Recorded data:
____________________

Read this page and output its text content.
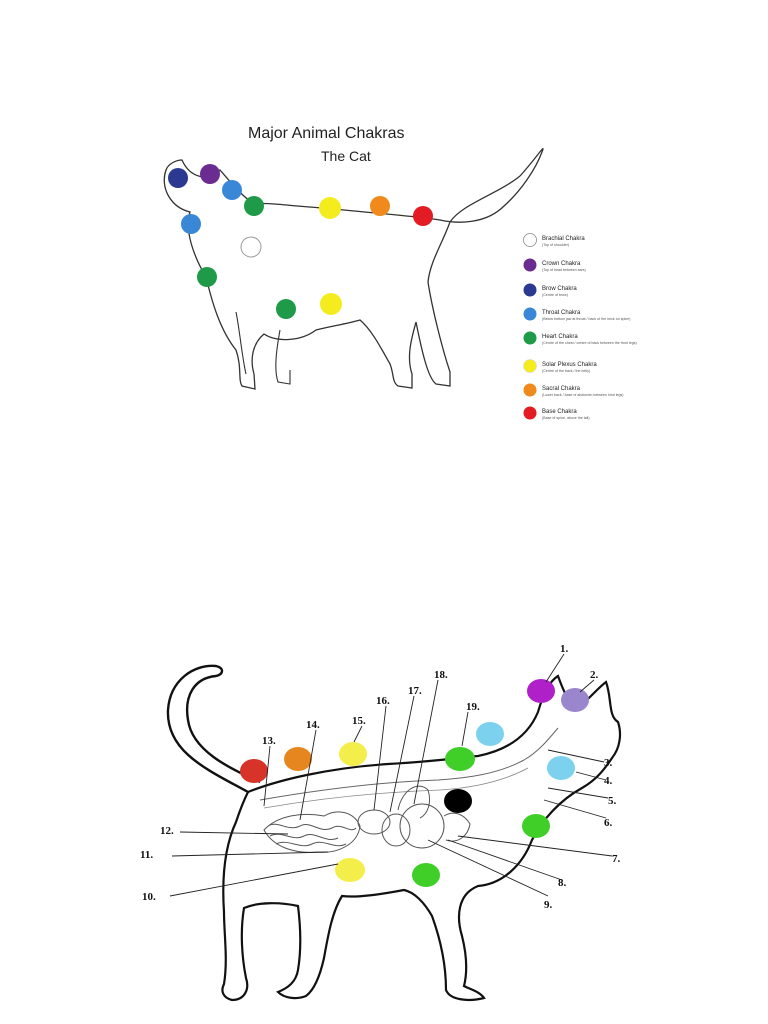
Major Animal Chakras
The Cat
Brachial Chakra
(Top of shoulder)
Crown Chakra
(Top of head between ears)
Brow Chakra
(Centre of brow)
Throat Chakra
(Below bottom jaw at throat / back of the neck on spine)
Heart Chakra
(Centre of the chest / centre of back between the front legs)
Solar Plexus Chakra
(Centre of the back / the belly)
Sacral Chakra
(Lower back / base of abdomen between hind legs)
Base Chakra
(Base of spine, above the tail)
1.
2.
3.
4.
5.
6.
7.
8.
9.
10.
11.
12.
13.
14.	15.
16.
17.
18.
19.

____________________

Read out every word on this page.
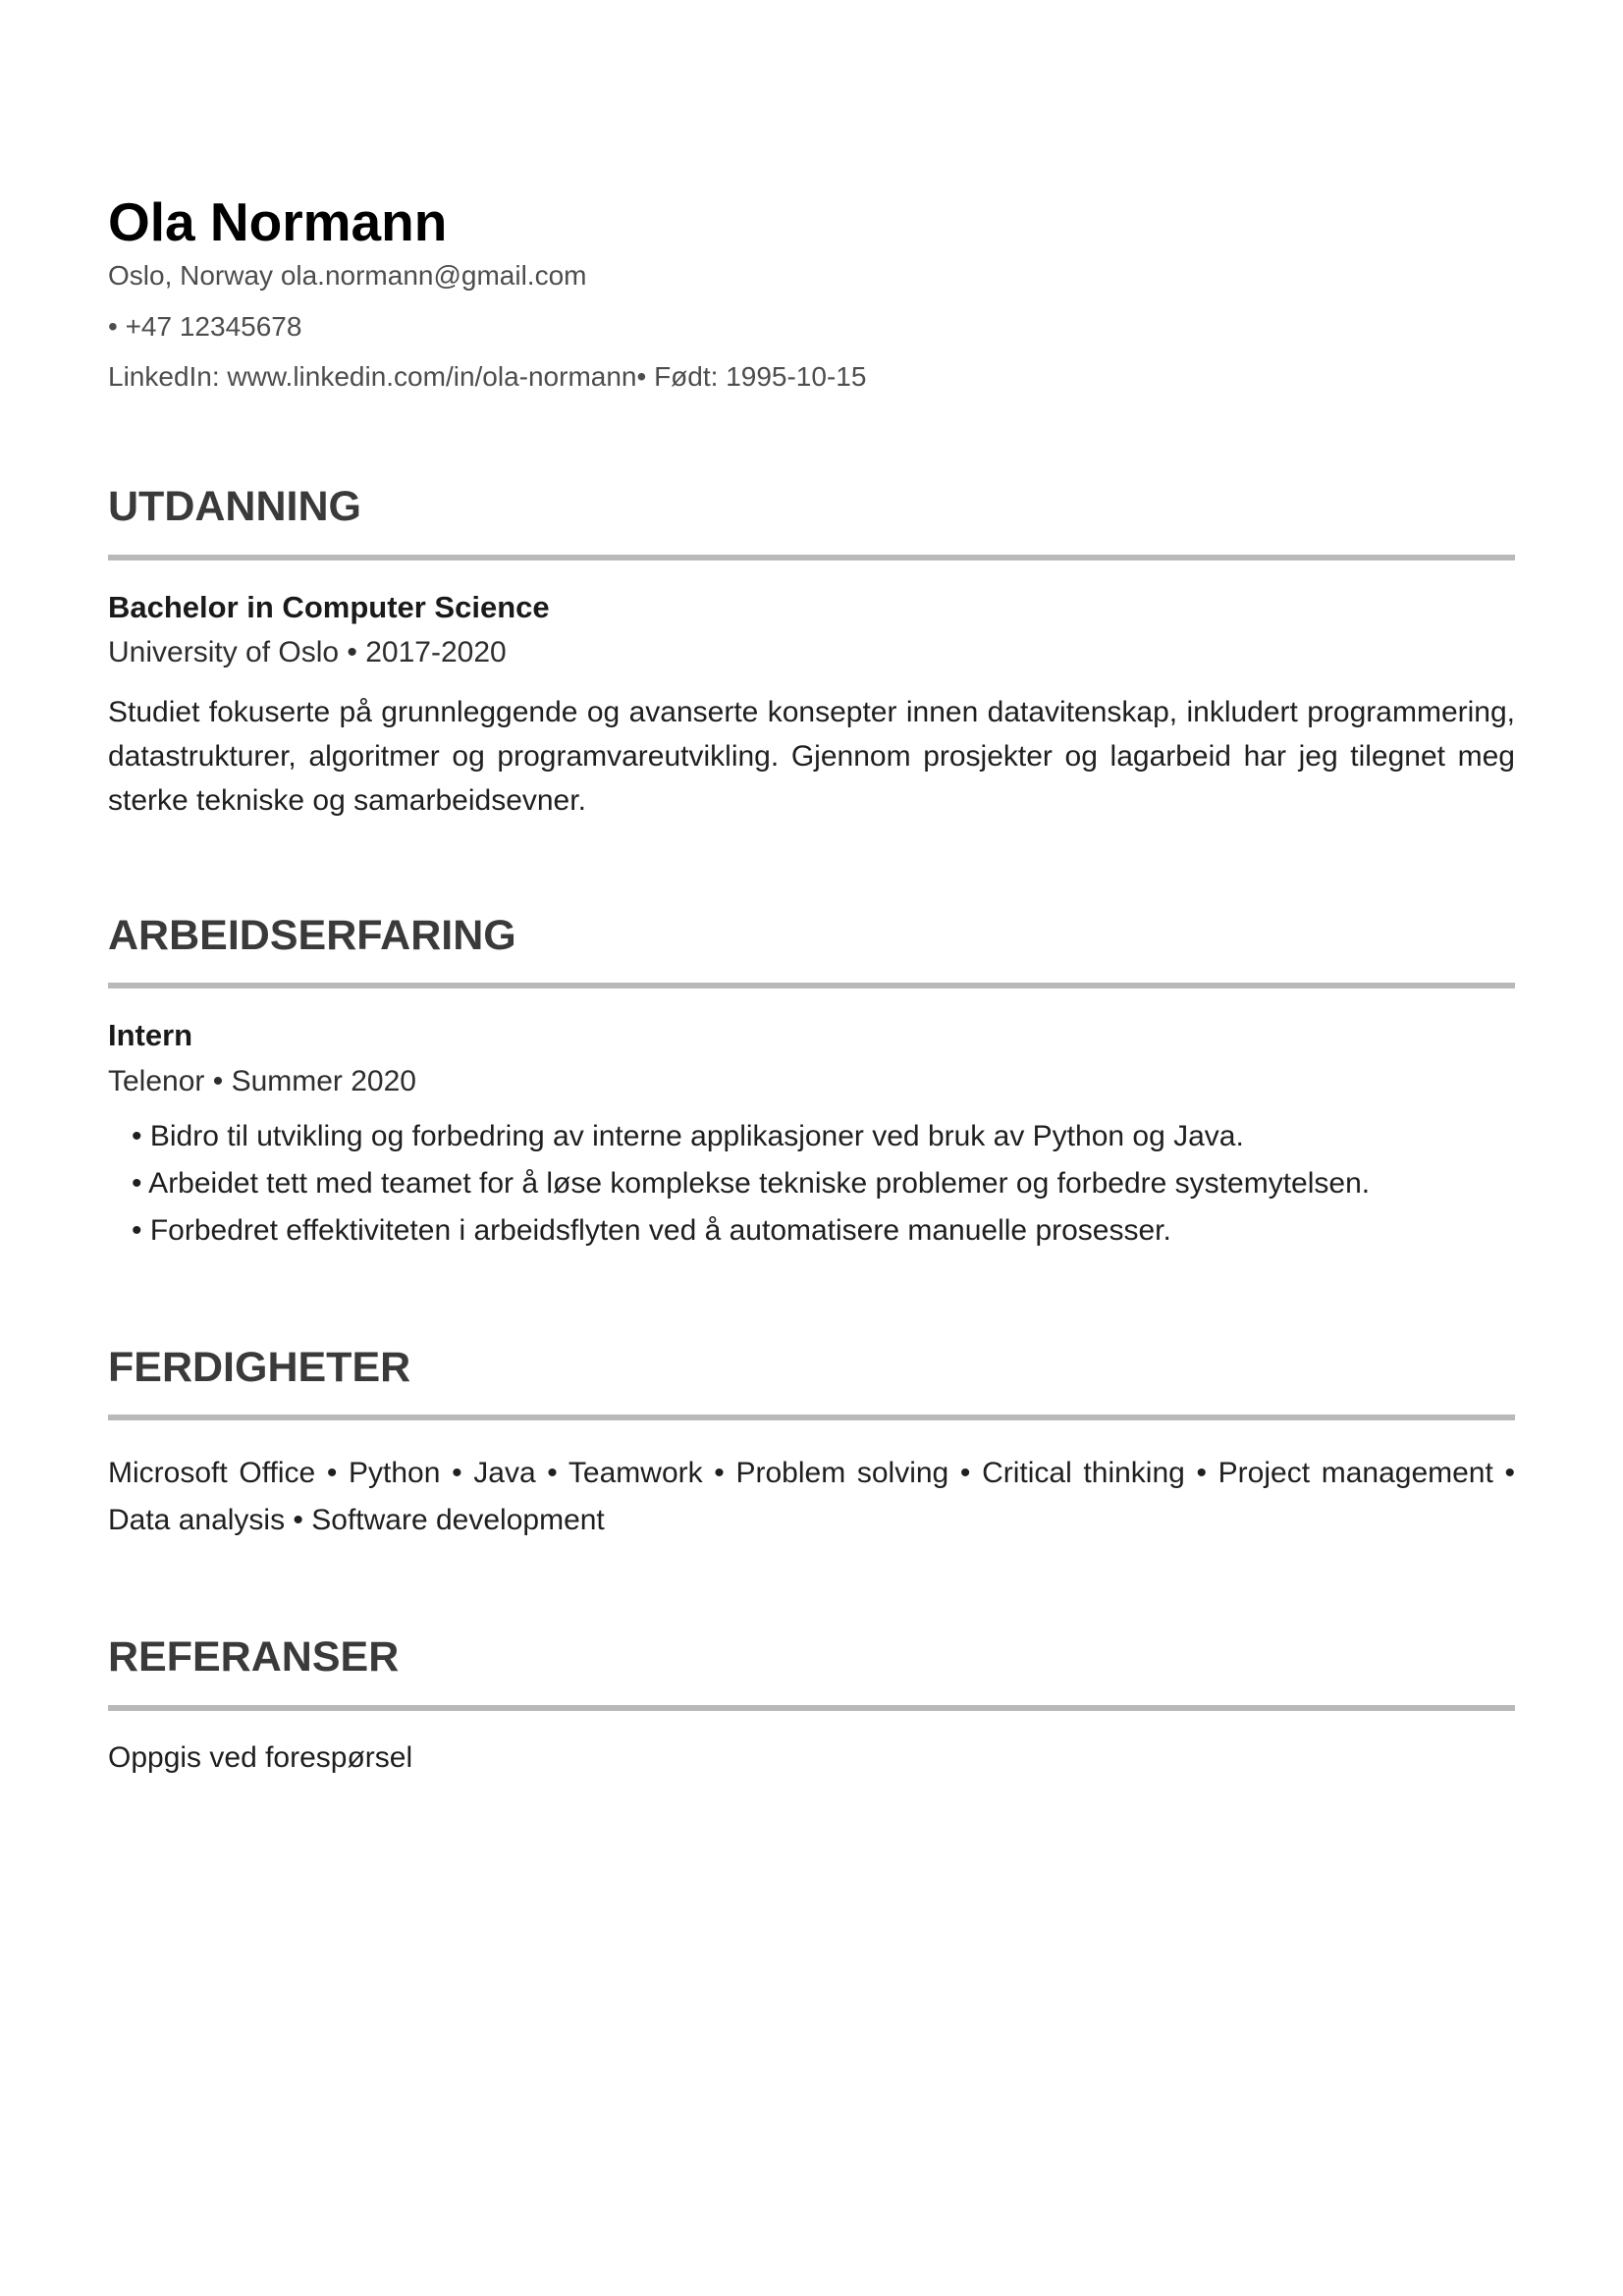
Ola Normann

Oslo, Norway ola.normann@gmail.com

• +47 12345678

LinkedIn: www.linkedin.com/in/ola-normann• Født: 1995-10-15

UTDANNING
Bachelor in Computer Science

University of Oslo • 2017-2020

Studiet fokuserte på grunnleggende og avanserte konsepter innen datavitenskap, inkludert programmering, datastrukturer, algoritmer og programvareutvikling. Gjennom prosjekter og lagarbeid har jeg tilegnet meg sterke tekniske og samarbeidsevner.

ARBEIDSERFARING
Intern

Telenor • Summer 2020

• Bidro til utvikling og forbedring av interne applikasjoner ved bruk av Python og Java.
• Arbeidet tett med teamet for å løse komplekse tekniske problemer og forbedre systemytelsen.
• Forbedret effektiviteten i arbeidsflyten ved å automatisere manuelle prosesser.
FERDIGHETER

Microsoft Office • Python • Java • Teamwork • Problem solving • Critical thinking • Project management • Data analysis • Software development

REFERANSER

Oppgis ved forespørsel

____________________

PROBLEM DESCRIPTION: Filter the listing for the word "spine" and copy every line that holds it.

SOLUTION FOR THIS PROBLEM:
(Below bottom jaw at throat / back of the neck on spine)
(Base of spine, above the tail)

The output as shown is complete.